Written task: Render the material from the line holding "Localize each UI" through the line holding "y-tick-label: 500 000", inclusive, as a Markdown table with two columns: Row, giving each line's row number, and Material line, giving the line itself. Leave out any blank lines.

Input records:
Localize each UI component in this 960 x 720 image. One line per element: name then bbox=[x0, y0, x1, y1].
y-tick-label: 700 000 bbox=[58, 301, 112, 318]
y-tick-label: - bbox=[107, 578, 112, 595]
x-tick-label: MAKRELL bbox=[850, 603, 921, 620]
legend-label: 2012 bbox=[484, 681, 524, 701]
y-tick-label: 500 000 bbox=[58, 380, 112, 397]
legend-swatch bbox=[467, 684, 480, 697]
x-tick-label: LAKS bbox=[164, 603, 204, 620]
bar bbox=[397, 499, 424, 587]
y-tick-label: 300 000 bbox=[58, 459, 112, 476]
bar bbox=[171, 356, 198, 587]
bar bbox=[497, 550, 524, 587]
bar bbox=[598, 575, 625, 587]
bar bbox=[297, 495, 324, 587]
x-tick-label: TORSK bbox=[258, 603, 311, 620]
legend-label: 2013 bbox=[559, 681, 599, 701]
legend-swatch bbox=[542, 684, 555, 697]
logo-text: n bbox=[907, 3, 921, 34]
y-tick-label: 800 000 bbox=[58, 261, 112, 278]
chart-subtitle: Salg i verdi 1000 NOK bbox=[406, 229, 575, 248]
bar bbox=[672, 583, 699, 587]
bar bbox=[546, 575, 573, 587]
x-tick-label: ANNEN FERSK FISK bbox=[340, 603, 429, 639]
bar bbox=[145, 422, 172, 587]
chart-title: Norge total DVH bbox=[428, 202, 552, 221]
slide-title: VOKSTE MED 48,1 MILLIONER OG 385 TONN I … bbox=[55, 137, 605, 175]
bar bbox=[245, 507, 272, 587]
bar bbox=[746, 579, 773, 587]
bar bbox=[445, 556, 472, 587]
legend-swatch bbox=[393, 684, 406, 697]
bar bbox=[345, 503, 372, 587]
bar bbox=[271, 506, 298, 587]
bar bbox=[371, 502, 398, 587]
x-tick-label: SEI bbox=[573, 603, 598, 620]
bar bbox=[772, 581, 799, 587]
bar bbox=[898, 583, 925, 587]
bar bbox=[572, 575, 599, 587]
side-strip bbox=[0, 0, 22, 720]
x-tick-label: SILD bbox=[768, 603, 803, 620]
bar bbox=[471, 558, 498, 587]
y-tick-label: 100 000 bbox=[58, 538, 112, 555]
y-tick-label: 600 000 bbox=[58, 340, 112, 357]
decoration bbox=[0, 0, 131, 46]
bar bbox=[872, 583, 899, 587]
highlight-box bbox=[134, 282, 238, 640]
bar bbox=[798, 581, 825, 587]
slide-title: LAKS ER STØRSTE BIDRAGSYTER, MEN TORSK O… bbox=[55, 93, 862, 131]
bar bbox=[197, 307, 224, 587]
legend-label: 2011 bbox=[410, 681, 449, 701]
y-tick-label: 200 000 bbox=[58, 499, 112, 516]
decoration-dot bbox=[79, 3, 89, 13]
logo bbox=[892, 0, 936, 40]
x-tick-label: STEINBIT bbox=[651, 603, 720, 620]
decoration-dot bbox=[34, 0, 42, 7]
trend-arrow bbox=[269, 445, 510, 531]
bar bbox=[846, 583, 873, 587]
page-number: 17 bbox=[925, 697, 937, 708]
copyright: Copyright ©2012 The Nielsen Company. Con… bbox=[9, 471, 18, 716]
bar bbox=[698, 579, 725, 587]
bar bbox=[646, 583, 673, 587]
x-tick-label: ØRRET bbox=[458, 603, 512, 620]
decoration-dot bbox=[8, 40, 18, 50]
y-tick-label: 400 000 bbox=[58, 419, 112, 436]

* * *

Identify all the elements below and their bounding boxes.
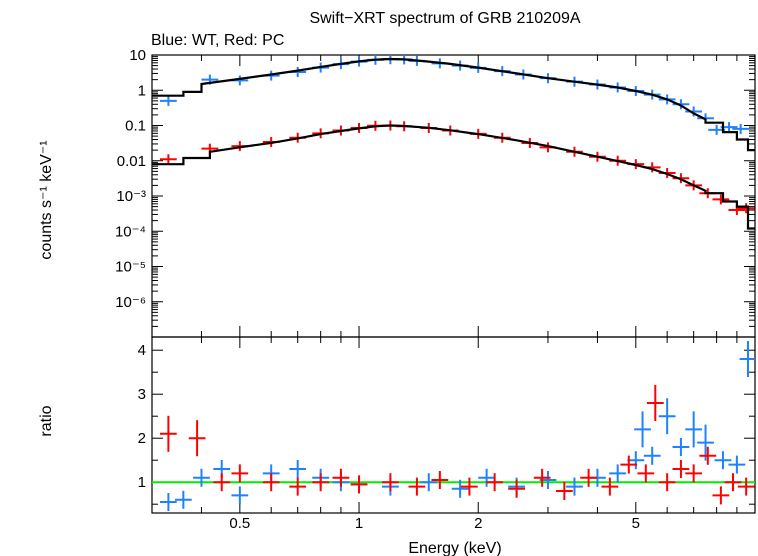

==

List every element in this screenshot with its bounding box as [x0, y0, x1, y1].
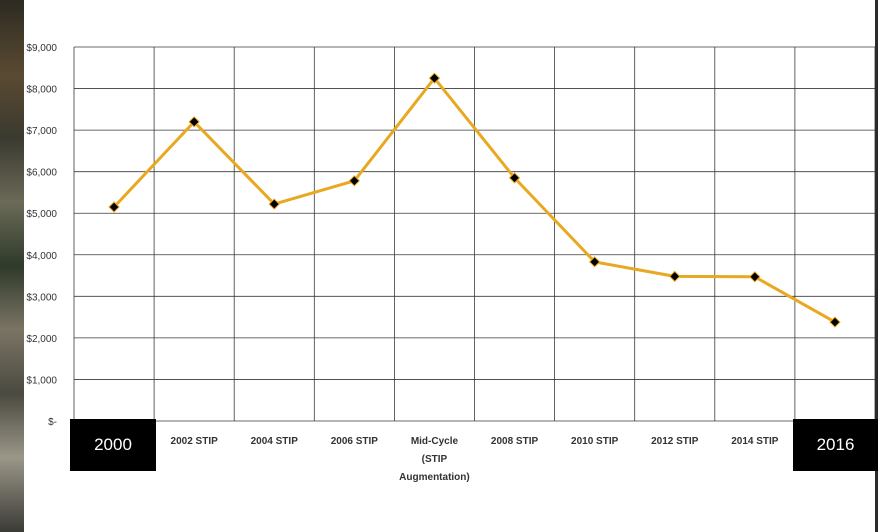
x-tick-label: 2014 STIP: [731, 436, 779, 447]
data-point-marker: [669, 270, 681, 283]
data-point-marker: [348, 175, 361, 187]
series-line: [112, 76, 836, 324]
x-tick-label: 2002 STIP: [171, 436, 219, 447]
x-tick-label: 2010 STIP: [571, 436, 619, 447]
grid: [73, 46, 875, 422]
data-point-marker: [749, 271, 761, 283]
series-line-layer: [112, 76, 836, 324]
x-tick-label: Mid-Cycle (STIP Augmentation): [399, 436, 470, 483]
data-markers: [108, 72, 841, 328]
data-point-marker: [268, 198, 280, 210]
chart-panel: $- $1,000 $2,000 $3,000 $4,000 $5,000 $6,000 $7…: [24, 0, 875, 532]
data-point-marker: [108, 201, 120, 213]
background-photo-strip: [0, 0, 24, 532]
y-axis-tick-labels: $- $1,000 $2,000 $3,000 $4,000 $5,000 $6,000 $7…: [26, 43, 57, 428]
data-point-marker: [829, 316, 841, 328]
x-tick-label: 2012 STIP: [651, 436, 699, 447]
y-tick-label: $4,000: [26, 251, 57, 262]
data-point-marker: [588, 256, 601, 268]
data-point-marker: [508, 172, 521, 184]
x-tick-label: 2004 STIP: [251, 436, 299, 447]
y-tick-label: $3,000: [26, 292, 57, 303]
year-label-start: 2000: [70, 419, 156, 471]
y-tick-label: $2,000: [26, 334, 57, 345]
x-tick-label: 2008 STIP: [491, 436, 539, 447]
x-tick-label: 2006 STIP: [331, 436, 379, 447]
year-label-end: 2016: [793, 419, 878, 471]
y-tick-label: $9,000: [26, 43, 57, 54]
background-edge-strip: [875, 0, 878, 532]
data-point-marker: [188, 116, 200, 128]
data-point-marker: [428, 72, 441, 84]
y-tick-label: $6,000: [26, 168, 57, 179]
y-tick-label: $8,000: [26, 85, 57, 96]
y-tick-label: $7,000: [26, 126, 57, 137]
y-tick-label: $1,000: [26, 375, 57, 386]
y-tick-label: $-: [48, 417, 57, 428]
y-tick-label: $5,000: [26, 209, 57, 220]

Expected output:
| Row | Material line |
|---|---|
| 1 | Localize each UI component in this 960 x 720 image. One line per element: name then bbox=[x0, y0, x1, y1]. |
| 2 | y-tick-label: 700 000 bbox=[58, 301, 112, 318] |
| 3 | y-tick-label: - bbox=[107, 578, 112, 595] |
| 4 | x-tick-label: MAKRELL bbox=[850, 603, 921, 620] |
| 5 | legend-label: 2012 bbox=[484, 681, 524, 701] |
| 6 | y-tick-label: 500 000 bbox=[58, 380, 112, 397] |